▸ TASK OBJECTIVE
Show, in full, each line of the data that contains "заявителю".

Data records
★ ★ ★ ★ ★ ★ ★
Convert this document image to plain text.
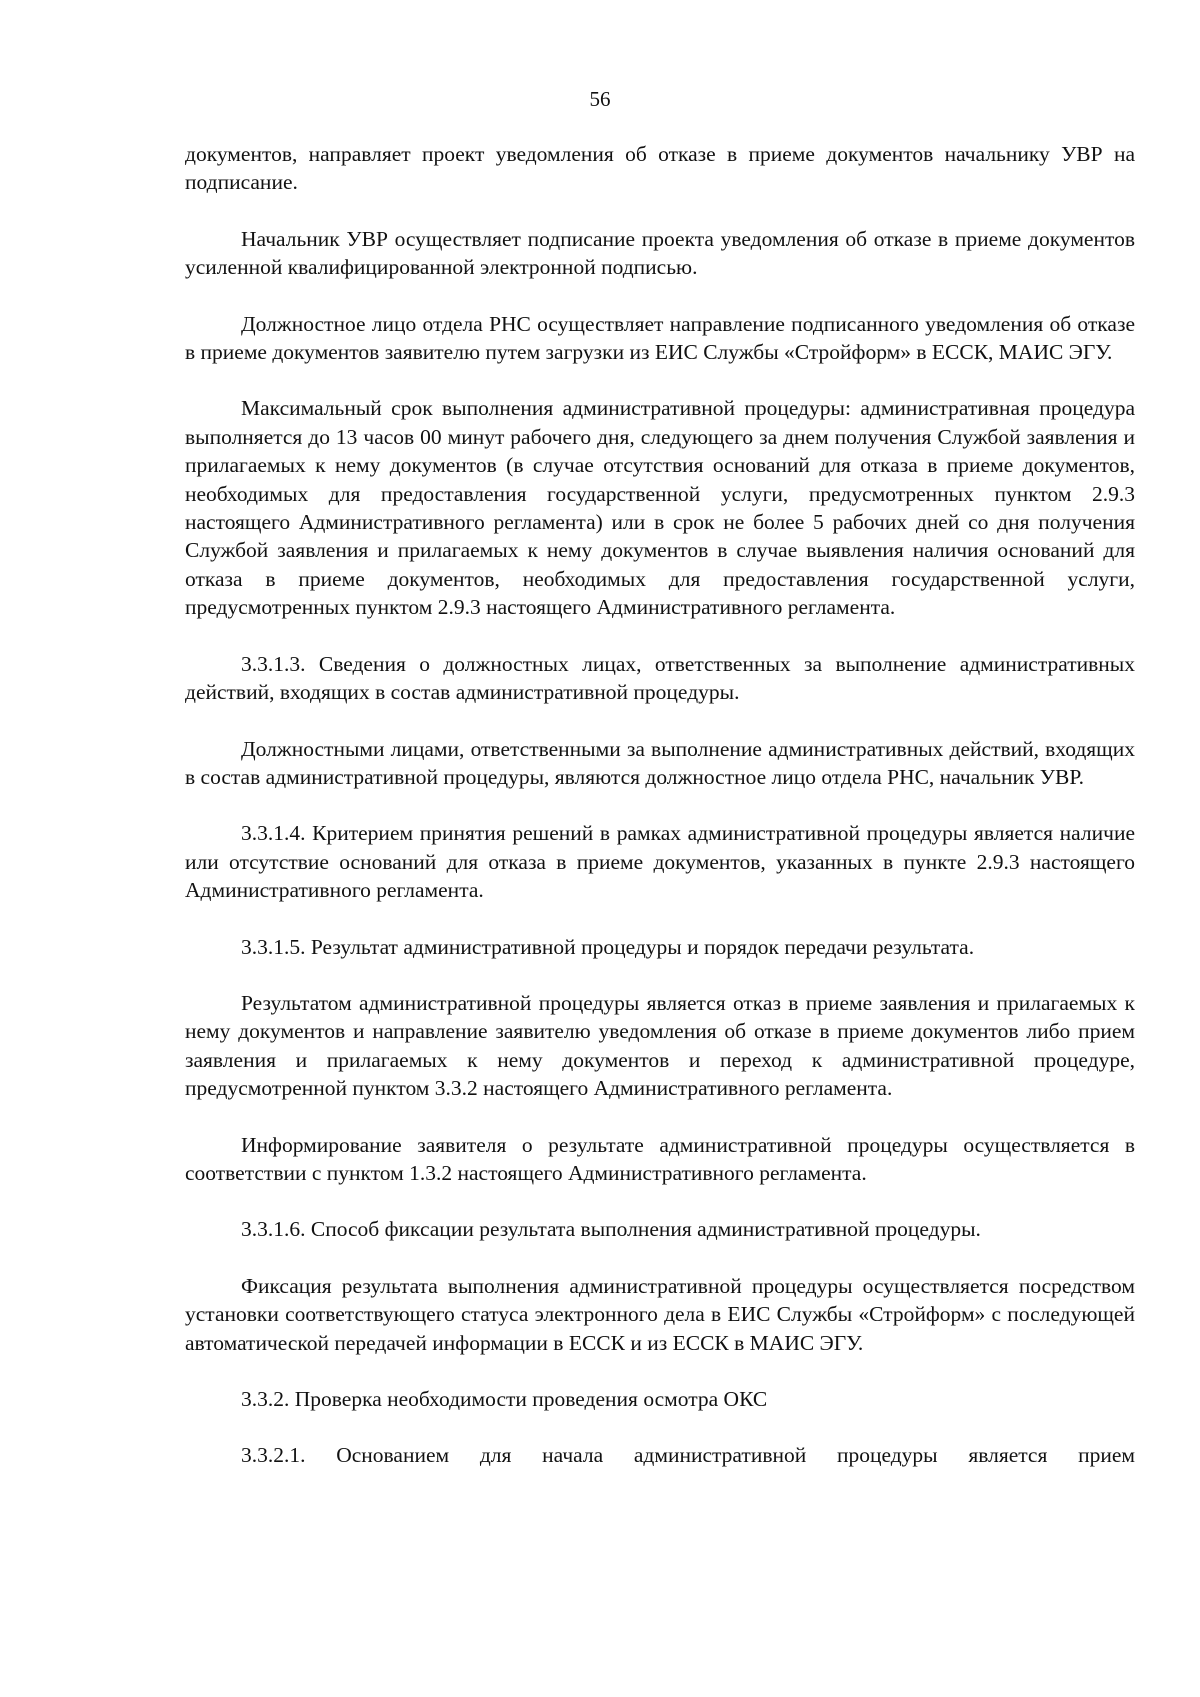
56

документов, направляет проект уведомления об отказе в приеме документов начальнику УВР на подписание.

Начальник УВР осуществляет подписание проекта уведомления об отказе в приеме документов усиленной квалифицированной электронной подписью.

Должностное лицо отдела РНС осуществляет направление подписанного уведомления об отказе в приеме документов заявителю путем загрузки из ЕИС Службы «Стройформ» в ЕССК, МАИС ЭГУ.

Максимальный срок выполнения административной процедуры: административная процедура выполняется до 13 часов 00 минут рабочего дня, следующего за днем получения Службой заявления и прилагаемых к нему документов (в случае отсутствия оснований для отказа в приеме документов, необходимых для предоставления государственной услуги, предусмотренных пунктом 2.9.3 настоящего Административного регламента) или в срок не более 5 рабочих дней со дня получения Службой заявления и прилагаемых к нему документов в случае выявления наличия оснований для отказа в приеме документов, необходимых для предоставления государственной услуги, предусмотренных пунктом 2.9.3 настоящего Административного регламента.

3.3.1.3. Сведения о должностных лицах, ответственных за выполнение административных действий, входящих в состав административной процедуры.

Должностными лицами, ответственными за выполнение административных действий, входящих в состав административной процедуры, являются должностное лицо отдела РНС, начальник УВР.

3.3.1.4. Критерием принятия решений в рамках административной процедуры является наличие или отсутствие оснований для отказа в приеме документов, указанных в пункте 2.9.3 настоящего Административного регламента.

3.3.1.5. Результат административной процедуры и порядок передачи результата.

Результатом административной процедуры является отказ в приеме заявления и прилагаемых к нему документов и направление заявителю уведомления об отказе в приеме документов либо прием заявления и прилагаемых к нему документов и переход к административной процедуре, предусмотренной пунктом 3.3.2 настоящего Административного регламента.

Информирование заявителя о результате административной процедуры осуществляется в соответствии с пунктом 1.3.2 настоящего Административного регламента.

3.3.1.6. Способ фиксации результата выполнения административной процедуры.

Фиксация результата выполнения административной процедуры осуществляется посредством установки соответствующего статуса электронного дела в ЕИС Службы «Стройформ» с последующей автоматической передачей информации в ЕССК и из ЕССК в МАИС ЭГУ.

3.3.2. Проверка необходимости проведения осмотра ОКС

3.3.2.1. Основанием для начала административной процедуры является прием
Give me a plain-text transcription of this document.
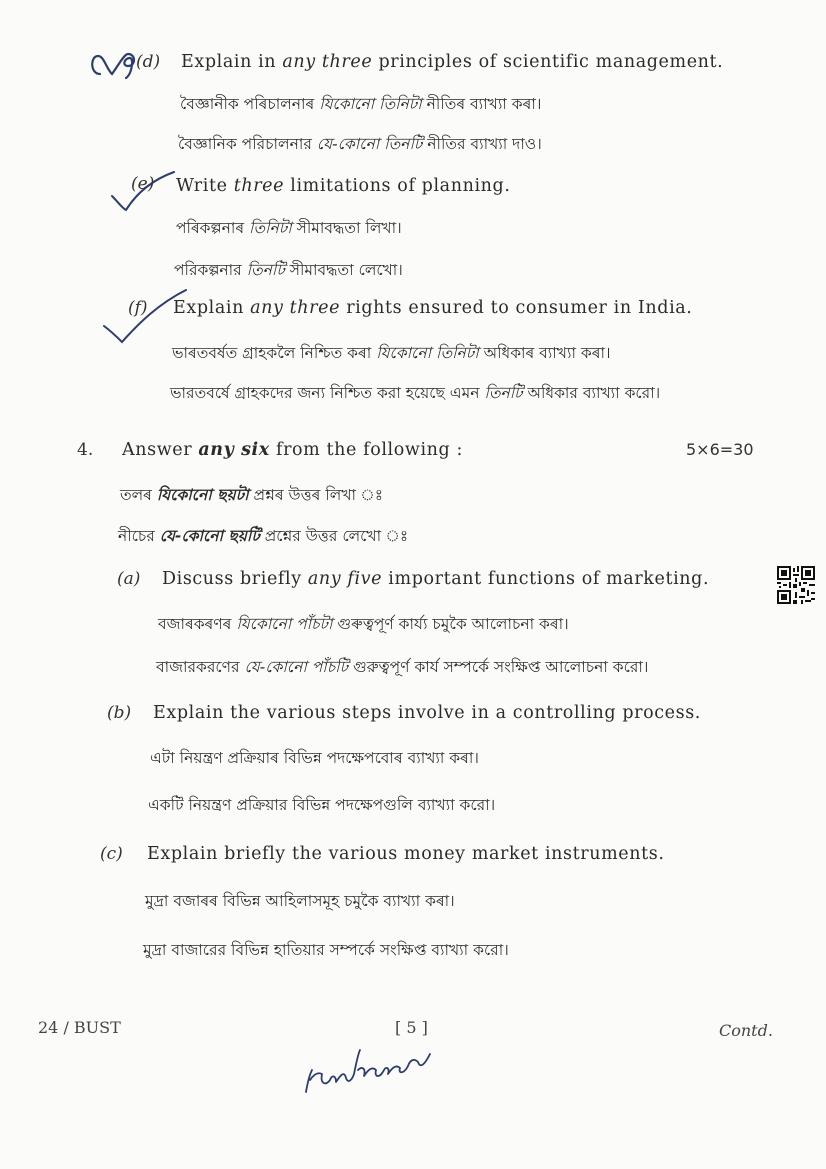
(d) Explain in any three principles of scientific management.
বৈজ্ঞানীক পৰিচালনাৰ যিকোনো তিনিটা নীতিৰ ব্যাখ্যা কৰা।
বৈজ্ঞানিক পরিচালনার যে-কোনো তিনটি নীতির ব্যাখ্যা দাও।
(e) Write three limitations of planning.
পৰিকল্পনাৰ তিনিটা সীমাবদ্ধতা লিখা।
পরিকল্পনার তিনটি সীমাবদ্ধতা লেখো।
(f) Explain any three rights ensured to consumer in India.
ভাৰতবৰ্ষত গ্ৰাহকলৈ নিশ্চিত কৰা যিকোনো তিনিটা অধিকাৰ ব্যাখ্যা কৰা।
ভারতবর্ষে গ্রাহকদের জন্য নিশ্চিত করা হয়েছে এমন তিনটি অধিকার ব্যাখ্যা করো।
4. Answer any six from the following :	5×6=30
তলৰ যিকোনো ছয়টা প্ৰশ্নৰ উত্তৰ লিখা ঃ
নীচের যে-কোনো ছয়টি প্রশ্নের উত্তর লেখো ঃ
(a) Discuss briefly any five important functions of marketing.
বজাৰকৰণৰ যিকোনো পাঁচটা গুৰুত্বপূৰ্ণ কাৰ্য্য চমুকৈ আলোচনা কৰা।
বাজারকরণের যে-কোনো পাঁচটি গুরুত্বপূর্ণ কার্য সম্পর্কে সংক্ষিপ্ত আলোচনা করো।
(b) Explain the various steps involve in a controlling process.
এটা নিয়ন্ত্ৰণ প্ৰক্ৰিয়াৰ বিভিন্ন পদক্ষেপবোৰ ব্যাখ্যা কৰা।
একটি নিয়ন্ত্রণ প্রক্রিয়ার বিভিন্ন পদক্ষেপগুলি ব্যাখ্যা করো।
(c) Explain briefly the various money market instruments.
মুদ্ৰা বজাৰৰ বিভিন্ন আহিলাসমূহ চমুকৈ ব্যাখ্যা কৰা।
মুদ্রা বাজারের বিভিন্ন হাতিয়ার সম্পর্কে সংক্ষিপ্ত ব্যাখ্যা করো।
24 / BUST	[ 5 ]	Contd.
★ ★ ★ ★ ★ ★ ★
▸ THE COMPLETED TASK
Должностное лицо отдела РНС осуществляет направление подписанного уведомления об отказе в приеме документов заявителю путем загрузки из ЕИС Службы «Стройформ» в ЕССК, МАИС ЭГУ.
Результатом административной процедуры является отказ в приеме заявления и прилагаемых к нему документов и направление заявителю уведомления об отказе в приеме документов либо прием заявления и прилагаемых к нему документов и переход к административной процедуре, предусмотренной пунктом 3.3.2 настоящего Административного регламента.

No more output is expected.